Collected data entries:
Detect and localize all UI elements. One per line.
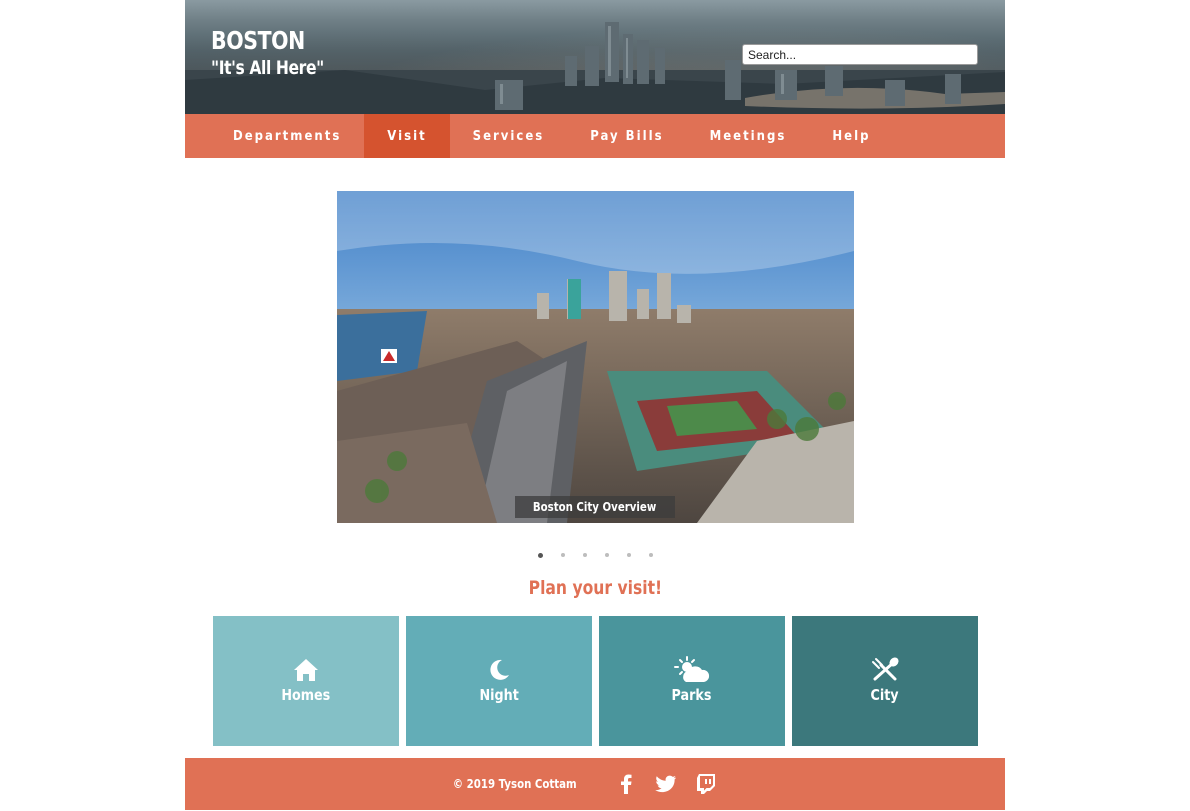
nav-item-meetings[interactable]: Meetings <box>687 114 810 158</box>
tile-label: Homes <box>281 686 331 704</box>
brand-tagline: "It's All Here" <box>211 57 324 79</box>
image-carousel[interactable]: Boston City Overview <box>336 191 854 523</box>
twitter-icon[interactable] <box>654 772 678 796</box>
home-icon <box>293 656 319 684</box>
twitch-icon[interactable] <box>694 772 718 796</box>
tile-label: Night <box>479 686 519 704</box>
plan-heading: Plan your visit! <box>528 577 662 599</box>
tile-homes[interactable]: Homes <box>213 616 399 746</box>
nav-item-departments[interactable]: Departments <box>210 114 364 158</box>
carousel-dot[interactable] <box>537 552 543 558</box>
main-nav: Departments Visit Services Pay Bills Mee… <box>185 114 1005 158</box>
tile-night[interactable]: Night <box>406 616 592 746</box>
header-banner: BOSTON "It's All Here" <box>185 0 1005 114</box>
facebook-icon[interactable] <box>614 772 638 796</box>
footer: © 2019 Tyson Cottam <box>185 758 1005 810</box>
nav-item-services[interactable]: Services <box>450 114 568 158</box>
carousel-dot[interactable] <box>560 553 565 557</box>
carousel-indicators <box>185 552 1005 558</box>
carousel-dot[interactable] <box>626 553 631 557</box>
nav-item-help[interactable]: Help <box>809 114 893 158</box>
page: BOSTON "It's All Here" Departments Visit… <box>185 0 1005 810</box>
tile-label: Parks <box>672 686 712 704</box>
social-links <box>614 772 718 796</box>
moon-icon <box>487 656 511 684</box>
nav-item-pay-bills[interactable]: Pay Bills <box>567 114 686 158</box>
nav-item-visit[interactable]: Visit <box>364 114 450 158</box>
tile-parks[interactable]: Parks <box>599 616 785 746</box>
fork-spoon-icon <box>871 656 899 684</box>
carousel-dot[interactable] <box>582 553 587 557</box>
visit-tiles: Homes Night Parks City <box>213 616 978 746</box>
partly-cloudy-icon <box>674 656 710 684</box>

**SHORT PROBLEM**
Rewrite all of the lines above, substituting "slider-dot" for every "carousel-dot" and keeping everything else the same. Leave the pictures out.

**REPLY**
Detect and localize all UI elements. One per line.
nav-item-meetings[interactable]: Meetings <box>687 114 810 158</box>
tile-label: Homes <box>281 686 331 704</box>
brand-tagline: "It's All Here" <box>211 57 324 79</box>
image-carousel[interactable]: Boston City Overview <box>336 191 854 523</box>
twitter-icon[interactable] <box>654 772 678 796</box>
home-icon <box>293 656 319 684</box>
twitch-icon[interactable] <box>694 772 718 796</box>
tile-label: Night <box>479 686 519 704</box>
plan-heading: Plan your visit! <box>528 577 662 599</box>
tile-homes[interactable]: Homes <box>213 616 399 746</box>
nav-item-departments[interactable]: Departments <box>210 114 364 158</box>
slider-dot[interactable] <box>537 552 543 558</box>
main-nav: Departments Visit Services Pay Bills Mee… <box>185 114 1005 158</box>
tile-night[interactable]: Night <box>406 616 592 746</box>
header-banner: BOSTON "It's All Here" <box>185 0 1005 114</box>
facebook-icon[interactable] <box>614 772 638 796</box>
footer: © 2019 Tyson Cottam <box>185 758 1005 810</box>
nav-item-services[interactable]: Services <box>450 114 568 158</box>
slider-dot[interactable] <box>560 553 565 557</box>
carousel-indicators <box>185 552 1005 558</box>
slider-dot[interactable] <box>626 553 631 557</box>
nav-item-help[interactable]: Help <box>809 114 893 158</box>
page: BOSTON "It's All Here" Departments Visit… <box>185 0 1005 810</box>
tile-label: Parks <box>672 686 712 704</box>
social-links <box>614 772 718 796</box>
moon-icon <box>487 656 511 684</box>
nav-item-pay-bills[interactable]: Pay Bills <box>567 114 686 158</box>
nav-item-visit[interactable]: Visit <box>364 114 450 158</box>
tile-parks[interactable]: Parks <box>599 616 785 746</box>
fork-spoon-icon <box>871 656 899 684</box>
slider-dot[interactable] <box>582 553 587 557</box>
visit-tiles: Homes Night Parks City <box>213 616 978 746</box>
partly-cloudy-icon <box>674 656 710 684</box>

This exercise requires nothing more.